» **Task directions**
Lines holding the word "title": how many does the material below have? Answer with nothing but the number.

» **Extracted data**
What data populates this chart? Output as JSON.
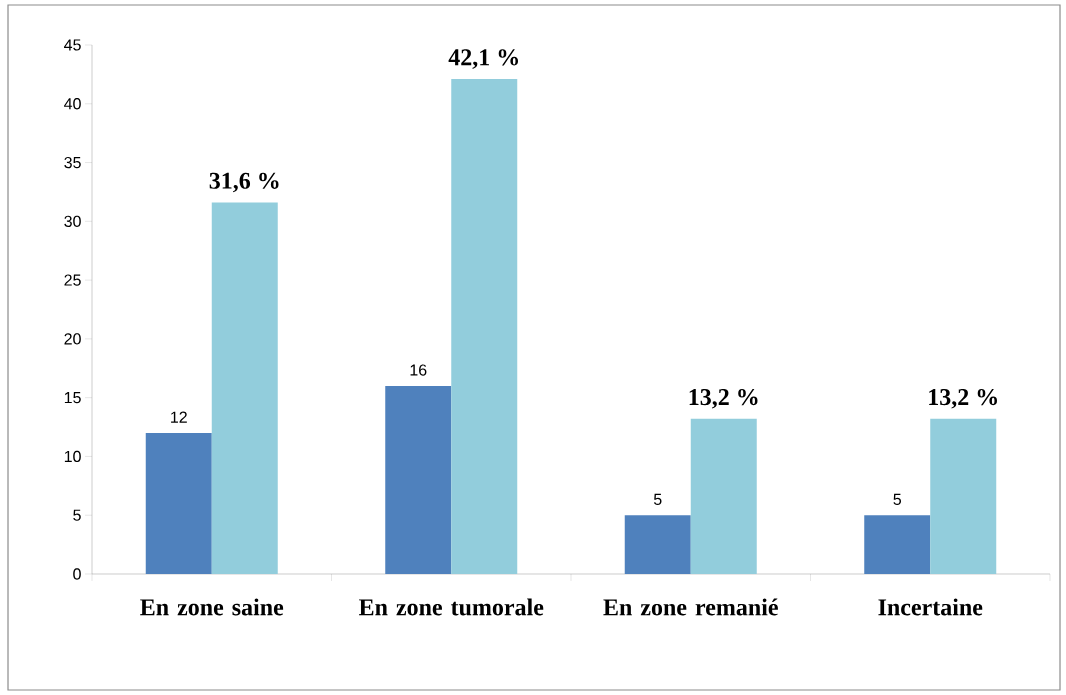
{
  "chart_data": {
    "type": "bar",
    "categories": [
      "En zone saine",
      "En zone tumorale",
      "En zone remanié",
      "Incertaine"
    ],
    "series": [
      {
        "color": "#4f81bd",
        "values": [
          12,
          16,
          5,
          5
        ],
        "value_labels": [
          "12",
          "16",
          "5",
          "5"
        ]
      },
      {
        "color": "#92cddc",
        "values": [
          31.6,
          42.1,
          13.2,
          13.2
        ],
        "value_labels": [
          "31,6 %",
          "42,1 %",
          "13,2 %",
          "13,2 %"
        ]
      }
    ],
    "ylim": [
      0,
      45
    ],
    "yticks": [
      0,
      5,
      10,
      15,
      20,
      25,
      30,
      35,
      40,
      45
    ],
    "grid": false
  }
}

--

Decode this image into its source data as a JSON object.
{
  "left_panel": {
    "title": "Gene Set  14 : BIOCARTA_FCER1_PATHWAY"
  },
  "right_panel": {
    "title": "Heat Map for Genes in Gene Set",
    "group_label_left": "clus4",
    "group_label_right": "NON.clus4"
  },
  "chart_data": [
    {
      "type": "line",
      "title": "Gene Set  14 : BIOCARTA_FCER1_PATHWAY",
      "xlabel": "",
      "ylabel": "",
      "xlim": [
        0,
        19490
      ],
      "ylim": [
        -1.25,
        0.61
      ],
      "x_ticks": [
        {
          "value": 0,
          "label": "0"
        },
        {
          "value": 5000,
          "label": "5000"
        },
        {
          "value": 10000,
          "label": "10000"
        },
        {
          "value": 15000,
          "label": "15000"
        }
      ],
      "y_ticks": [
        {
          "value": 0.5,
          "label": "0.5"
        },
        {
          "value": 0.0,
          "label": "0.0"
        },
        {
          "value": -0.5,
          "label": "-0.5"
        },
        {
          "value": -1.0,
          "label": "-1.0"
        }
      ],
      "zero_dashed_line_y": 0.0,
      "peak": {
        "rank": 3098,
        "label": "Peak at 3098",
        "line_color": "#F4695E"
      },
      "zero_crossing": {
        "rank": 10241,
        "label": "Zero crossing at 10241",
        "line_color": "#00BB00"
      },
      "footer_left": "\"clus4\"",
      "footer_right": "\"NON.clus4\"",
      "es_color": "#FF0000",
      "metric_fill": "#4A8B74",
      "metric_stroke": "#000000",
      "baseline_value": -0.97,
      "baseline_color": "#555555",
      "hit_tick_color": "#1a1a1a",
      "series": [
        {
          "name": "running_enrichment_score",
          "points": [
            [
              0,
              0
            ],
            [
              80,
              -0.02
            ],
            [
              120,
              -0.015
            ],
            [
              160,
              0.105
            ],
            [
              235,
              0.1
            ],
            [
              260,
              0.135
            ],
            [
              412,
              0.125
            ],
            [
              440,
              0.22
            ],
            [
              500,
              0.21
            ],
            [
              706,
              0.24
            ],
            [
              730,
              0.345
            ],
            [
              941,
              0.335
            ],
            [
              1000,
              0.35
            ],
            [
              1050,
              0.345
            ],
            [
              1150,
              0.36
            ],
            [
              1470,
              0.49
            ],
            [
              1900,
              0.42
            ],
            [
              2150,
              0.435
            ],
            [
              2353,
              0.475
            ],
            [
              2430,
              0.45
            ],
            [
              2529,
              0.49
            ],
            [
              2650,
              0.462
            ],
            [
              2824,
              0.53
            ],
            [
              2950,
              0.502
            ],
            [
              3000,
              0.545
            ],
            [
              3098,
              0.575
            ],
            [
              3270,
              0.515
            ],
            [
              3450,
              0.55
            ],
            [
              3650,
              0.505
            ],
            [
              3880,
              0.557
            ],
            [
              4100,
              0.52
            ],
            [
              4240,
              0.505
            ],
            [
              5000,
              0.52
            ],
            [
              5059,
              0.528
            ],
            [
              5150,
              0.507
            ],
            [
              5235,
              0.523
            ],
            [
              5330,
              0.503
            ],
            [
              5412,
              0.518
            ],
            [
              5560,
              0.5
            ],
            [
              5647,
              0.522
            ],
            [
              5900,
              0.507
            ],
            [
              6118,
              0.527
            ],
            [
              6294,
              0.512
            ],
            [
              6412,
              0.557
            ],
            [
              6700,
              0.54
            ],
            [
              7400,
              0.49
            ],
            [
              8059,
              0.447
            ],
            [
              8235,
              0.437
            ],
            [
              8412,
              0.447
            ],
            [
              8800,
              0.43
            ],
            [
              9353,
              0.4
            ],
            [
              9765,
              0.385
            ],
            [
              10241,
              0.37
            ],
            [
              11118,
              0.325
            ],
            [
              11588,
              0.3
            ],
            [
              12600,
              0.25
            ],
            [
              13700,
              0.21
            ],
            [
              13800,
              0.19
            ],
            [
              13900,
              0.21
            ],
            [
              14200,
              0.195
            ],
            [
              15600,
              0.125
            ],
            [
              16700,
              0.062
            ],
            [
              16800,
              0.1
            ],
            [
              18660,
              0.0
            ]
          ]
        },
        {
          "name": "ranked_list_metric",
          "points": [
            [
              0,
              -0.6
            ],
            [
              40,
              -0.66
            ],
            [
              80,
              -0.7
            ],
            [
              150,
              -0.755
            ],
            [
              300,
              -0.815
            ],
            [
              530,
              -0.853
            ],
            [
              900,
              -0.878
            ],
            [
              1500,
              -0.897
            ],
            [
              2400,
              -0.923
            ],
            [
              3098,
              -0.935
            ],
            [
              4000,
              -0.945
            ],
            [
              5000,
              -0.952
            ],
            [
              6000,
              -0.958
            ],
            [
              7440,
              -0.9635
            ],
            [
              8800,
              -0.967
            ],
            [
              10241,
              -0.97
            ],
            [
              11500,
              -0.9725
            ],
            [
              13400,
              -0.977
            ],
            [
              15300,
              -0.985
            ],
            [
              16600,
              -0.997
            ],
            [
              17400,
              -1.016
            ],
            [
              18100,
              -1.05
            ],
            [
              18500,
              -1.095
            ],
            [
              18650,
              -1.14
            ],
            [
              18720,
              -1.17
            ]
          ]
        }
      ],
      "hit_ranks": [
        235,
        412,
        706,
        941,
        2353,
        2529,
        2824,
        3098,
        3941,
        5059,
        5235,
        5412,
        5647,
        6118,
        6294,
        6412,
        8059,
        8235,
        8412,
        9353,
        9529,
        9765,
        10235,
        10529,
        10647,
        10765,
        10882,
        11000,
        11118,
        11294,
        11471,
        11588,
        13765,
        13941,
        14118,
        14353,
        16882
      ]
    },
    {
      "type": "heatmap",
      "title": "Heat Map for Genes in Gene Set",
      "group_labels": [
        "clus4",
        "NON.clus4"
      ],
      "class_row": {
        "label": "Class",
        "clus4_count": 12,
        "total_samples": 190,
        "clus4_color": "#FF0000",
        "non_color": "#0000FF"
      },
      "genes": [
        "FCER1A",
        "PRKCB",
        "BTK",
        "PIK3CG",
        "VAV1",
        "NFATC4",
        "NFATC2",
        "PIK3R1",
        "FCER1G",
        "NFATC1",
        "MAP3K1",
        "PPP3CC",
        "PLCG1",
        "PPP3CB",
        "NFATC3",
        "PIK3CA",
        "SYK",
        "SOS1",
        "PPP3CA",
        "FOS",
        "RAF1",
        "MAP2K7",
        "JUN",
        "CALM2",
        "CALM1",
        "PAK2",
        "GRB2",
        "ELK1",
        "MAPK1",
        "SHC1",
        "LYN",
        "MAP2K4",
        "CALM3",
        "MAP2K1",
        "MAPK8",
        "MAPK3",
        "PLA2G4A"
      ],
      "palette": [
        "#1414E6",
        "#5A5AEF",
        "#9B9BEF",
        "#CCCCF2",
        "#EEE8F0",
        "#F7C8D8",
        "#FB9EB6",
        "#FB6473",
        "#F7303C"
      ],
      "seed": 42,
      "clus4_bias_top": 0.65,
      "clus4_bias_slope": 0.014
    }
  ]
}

» **Your solution**
4